EXTRACTED DATA:
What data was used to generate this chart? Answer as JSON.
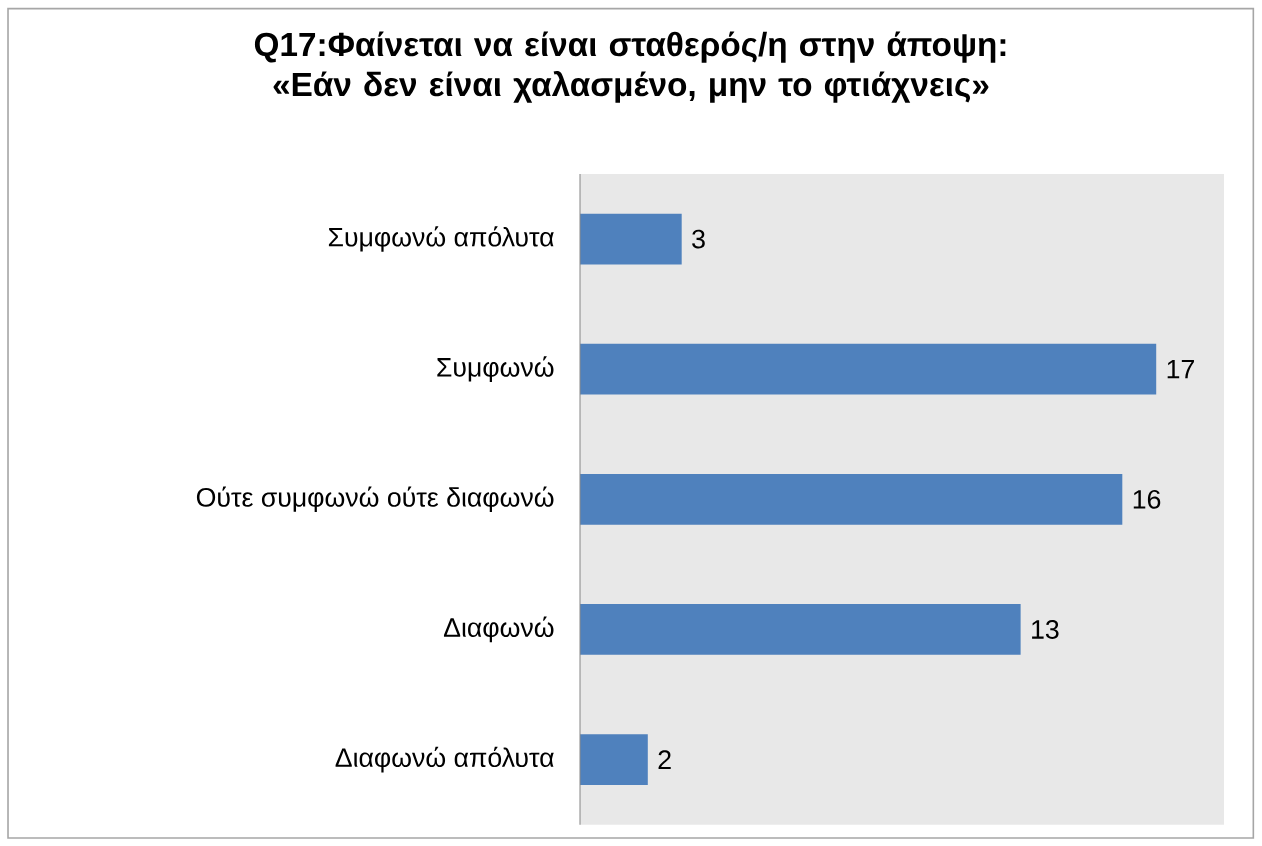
{
  "chart_data": {
    "type": "bar",
    "orientation": "horizontal",
    "title": "Q17:Φαίνεται να είναι σταθερός/η στην άποψη: «Εάν δεν είναι χαλασμένο, μην το φτιάχνεις»",
    "categories": [
      "Συμφωνώ απόλυτα",
      "Συμφωνώ",
      "Ούτε συμφωνώ ούτε διαφωνώ",
      "Διαφωνώ",
      "Διαφωνώ απόλυτα"
    ],
    "values": [
      3,
      17,
      16,
      13,
      2
    ],
    "color": "#4f81bd",
    "xlim": [
      0,
      19
    ],
    "data_labels": true,
    "tick_labels": "y"
  }
}
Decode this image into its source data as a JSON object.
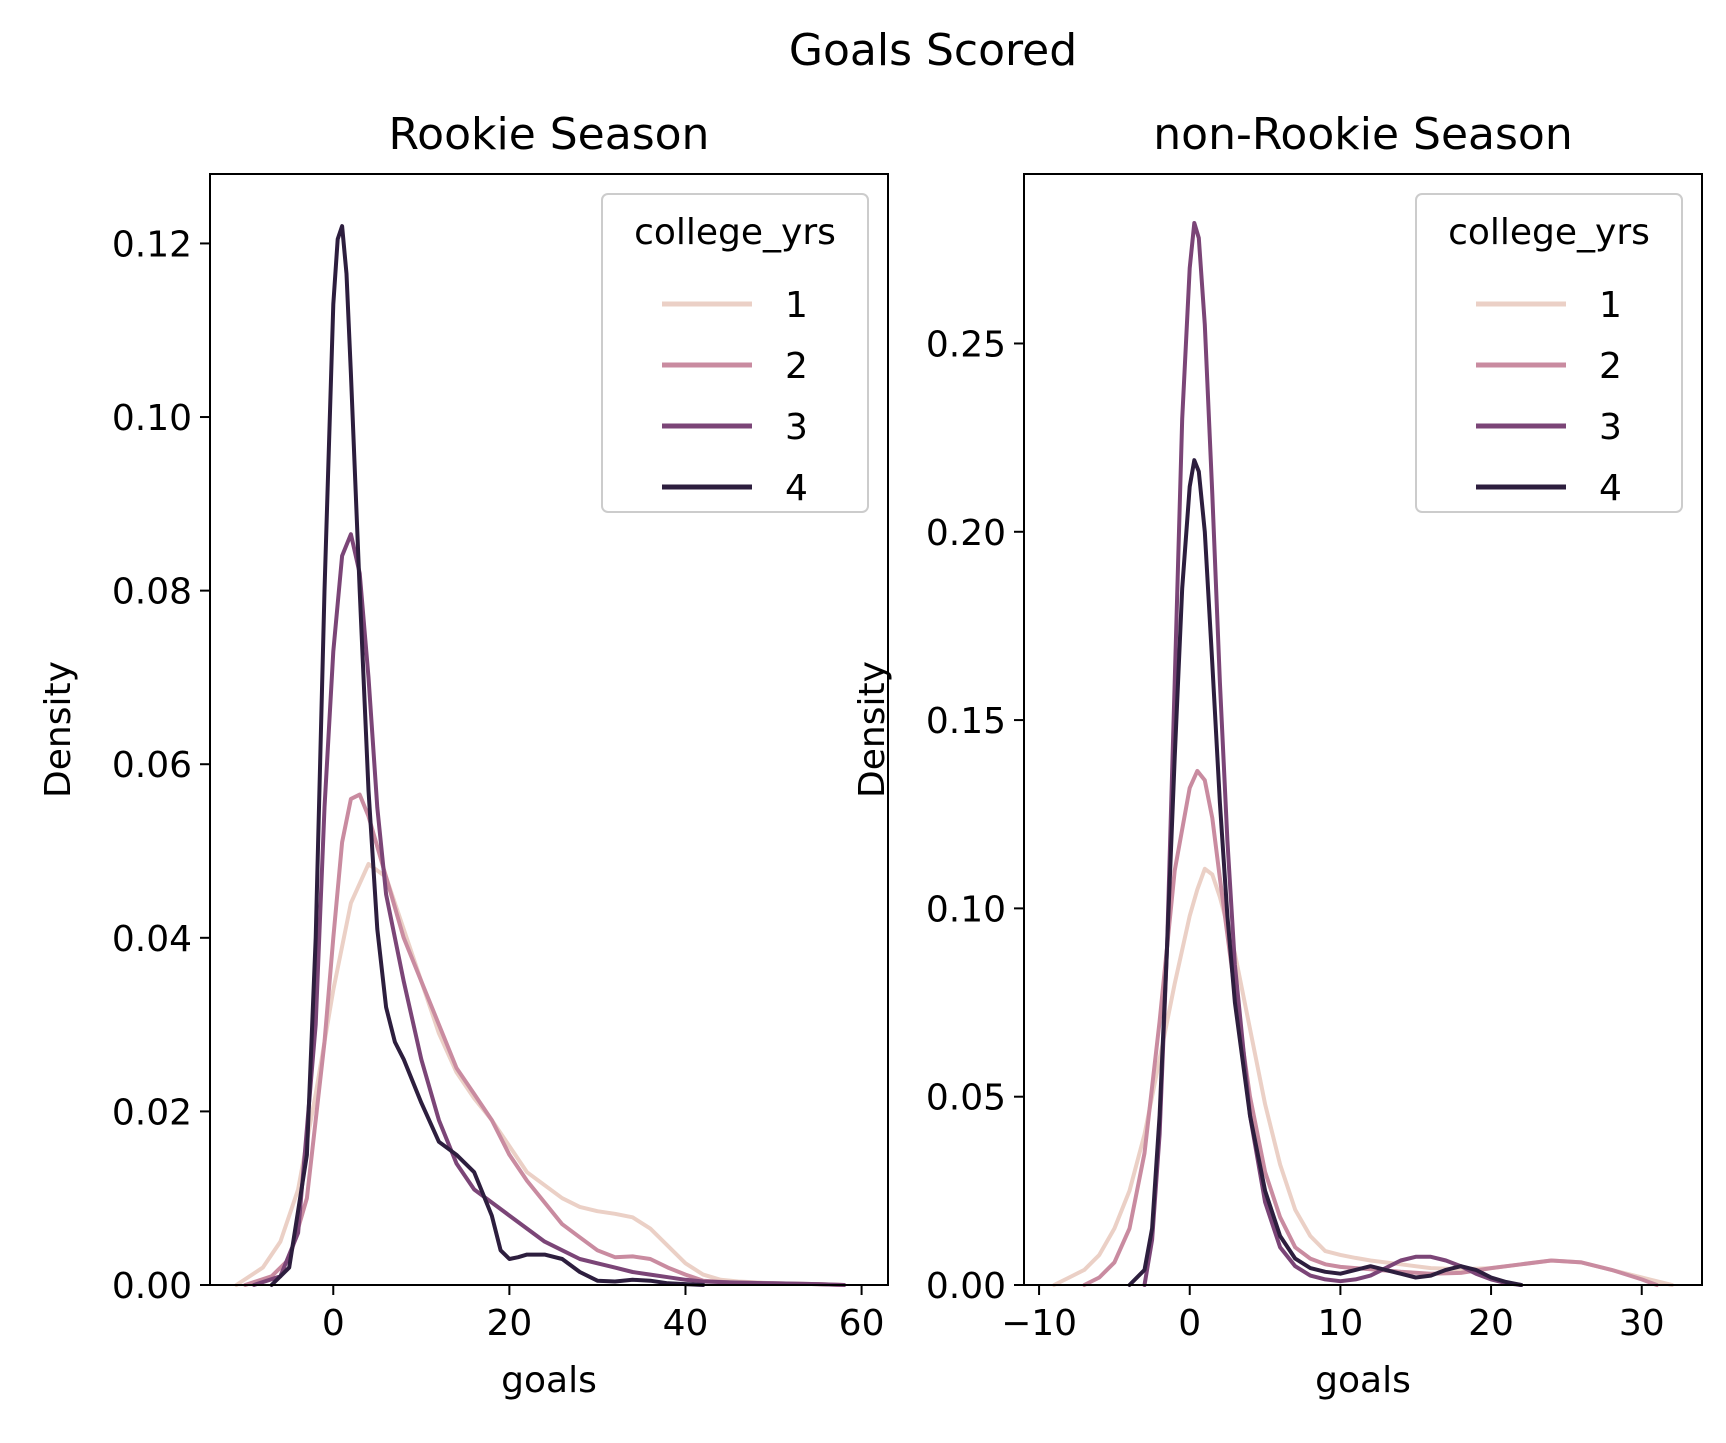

OBJECTIVE:
Without including any pictures, output all the entries above exactly.

ANSWER:
What data was used to generate this chart? Answer as JSON.
{
  "chart_data": {
    "type": "bar",
    "orientation": "horizontal",
    "title": "Q17:Φαίνεται να είναι σταθερός/η στην άποψη: «Εάν δεν είναι χαλασμένο, μην το φτιάχνεις»",
    "categories": [
      "Συμφωνώ απόλυτα",
      "Συμφωνώ",
      "Ούτε συμφωνώ ούτε διαφωνώ",
      "Διαφωνώ",
      "Διαφωνώ απόλυτα"
    ],
    "values": [
      3,
      17,
      16,
      13,
      2
    ],
    "color": "#4f81bd",
    "xlim": [
      0,
      19
    ],
    "data_labels": true,
    "tick_labels": "y"
  }
}
Decode this image into its source data as a JSON object.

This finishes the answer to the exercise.